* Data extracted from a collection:
^^^^

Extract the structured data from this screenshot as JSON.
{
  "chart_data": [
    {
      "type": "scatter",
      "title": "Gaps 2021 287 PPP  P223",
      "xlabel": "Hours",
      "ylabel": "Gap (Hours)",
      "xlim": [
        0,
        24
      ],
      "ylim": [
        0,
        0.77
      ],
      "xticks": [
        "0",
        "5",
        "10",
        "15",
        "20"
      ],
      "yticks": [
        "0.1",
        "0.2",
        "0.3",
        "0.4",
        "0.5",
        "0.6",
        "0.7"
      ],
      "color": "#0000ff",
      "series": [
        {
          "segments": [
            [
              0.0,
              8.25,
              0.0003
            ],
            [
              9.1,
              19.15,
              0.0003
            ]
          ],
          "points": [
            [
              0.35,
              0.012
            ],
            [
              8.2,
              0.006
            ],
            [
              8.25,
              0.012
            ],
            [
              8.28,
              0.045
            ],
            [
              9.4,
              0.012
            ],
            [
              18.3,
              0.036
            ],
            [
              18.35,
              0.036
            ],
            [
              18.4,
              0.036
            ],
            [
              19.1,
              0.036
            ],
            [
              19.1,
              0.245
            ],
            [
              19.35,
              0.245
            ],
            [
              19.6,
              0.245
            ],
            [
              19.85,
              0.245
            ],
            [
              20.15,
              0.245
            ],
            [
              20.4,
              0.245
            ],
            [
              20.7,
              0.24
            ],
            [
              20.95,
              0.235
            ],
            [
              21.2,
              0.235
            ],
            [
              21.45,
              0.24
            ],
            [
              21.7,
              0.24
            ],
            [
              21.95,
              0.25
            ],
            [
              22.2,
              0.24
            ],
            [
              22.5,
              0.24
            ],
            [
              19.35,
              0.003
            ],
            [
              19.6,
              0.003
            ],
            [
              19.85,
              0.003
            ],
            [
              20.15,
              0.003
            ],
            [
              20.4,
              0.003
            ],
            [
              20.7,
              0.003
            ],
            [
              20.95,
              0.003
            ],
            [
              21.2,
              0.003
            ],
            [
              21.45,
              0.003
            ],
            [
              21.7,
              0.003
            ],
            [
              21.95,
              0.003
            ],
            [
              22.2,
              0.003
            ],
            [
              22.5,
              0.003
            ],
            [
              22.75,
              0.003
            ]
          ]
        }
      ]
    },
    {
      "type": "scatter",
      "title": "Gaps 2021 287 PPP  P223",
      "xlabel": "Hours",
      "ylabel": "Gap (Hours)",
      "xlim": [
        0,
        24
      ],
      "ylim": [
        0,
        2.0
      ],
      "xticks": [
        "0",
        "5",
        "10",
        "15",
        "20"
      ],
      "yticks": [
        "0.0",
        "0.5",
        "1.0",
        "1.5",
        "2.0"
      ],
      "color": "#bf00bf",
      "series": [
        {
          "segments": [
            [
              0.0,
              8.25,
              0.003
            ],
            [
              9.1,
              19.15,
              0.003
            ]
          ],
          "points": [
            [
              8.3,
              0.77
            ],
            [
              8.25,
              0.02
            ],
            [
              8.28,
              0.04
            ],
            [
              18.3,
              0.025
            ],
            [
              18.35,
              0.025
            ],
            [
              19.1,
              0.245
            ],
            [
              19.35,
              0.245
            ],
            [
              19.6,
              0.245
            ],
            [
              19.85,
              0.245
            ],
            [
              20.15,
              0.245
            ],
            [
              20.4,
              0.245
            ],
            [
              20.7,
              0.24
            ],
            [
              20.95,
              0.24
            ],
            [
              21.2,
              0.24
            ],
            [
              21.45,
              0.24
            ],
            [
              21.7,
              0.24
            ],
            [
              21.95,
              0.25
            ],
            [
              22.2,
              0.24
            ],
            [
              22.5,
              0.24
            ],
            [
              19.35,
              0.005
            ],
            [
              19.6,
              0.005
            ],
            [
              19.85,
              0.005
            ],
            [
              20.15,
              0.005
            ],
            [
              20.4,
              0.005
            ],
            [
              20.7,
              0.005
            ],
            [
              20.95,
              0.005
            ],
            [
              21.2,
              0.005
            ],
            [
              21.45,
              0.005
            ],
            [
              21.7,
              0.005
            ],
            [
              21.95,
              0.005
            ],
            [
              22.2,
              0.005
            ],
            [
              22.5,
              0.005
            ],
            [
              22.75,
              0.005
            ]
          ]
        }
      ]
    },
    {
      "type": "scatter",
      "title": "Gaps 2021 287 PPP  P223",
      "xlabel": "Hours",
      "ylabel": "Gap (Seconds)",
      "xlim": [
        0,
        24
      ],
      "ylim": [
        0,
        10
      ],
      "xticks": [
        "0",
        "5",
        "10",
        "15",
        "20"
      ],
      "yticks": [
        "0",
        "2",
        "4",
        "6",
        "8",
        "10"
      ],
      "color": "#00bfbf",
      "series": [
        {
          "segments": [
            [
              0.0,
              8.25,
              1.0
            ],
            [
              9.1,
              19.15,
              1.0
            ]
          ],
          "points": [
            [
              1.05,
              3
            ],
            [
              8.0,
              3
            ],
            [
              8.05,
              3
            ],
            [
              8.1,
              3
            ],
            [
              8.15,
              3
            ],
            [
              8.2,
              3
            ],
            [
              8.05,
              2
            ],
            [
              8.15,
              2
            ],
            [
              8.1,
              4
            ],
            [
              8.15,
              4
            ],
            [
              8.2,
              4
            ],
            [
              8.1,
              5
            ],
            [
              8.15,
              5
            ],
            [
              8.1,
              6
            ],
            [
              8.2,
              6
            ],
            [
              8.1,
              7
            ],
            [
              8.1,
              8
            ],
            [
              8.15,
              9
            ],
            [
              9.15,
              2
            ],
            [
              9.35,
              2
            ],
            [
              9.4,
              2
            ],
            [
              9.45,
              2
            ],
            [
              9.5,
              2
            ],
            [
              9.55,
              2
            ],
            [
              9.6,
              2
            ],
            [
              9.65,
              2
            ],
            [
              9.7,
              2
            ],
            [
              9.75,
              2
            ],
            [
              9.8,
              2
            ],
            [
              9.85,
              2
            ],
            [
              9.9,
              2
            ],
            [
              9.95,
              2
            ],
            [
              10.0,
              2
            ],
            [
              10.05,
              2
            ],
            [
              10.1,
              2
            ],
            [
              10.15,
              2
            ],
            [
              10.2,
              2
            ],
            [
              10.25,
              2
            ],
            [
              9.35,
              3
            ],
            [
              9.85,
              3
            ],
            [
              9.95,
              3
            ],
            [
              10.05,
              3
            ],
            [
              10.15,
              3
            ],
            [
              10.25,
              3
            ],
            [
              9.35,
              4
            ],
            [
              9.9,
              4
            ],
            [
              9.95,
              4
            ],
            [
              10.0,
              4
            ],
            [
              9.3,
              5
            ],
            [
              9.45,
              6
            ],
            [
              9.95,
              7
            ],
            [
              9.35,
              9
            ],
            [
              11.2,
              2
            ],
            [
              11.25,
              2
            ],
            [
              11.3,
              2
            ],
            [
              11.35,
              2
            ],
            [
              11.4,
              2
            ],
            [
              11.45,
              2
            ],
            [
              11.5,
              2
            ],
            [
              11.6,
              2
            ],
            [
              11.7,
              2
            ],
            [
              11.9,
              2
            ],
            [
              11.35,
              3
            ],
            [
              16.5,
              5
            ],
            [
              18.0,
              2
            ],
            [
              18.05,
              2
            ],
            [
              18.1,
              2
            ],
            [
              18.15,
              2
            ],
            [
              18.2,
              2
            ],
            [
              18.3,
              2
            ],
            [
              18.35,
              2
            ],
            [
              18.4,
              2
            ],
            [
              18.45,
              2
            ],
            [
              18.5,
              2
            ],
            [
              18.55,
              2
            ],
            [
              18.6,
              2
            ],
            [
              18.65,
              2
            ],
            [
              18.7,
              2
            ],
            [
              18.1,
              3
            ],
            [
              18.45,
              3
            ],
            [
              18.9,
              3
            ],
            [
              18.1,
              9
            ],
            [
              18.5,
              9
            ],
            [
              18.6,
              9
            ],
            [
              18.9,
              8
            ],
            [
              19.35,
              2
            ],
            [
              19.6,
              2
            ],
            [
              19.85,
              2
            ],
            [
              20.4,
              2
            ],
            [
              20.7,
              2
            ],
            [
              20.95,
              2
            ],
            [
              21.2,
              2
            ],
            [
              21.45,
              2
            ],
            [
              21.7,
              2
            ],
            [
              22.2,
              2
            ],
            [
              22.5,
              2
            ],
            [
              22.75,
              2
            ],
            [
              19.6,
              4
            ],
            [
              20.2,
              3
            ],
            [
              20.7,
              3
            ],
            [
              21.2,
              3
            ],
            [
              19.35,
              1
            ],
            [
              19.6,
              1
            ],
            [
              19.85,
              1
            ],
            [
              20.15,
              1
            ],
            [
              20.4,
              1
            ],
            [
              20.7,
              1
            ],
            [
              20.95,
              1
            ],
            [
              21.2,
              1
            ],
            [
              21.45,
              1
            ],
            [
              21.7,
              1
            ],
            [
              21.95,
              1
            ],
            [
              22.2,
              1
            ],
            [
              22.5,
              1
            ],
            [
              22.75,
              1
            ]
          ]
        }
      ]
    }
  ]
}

^^^^

* Task to carry out:
Lines containing the word "color" must all be returned from the material above.

* Written response:
      "color": "#0000ff",
      "color": "#bf00bf",
      "color": "#00bfbf",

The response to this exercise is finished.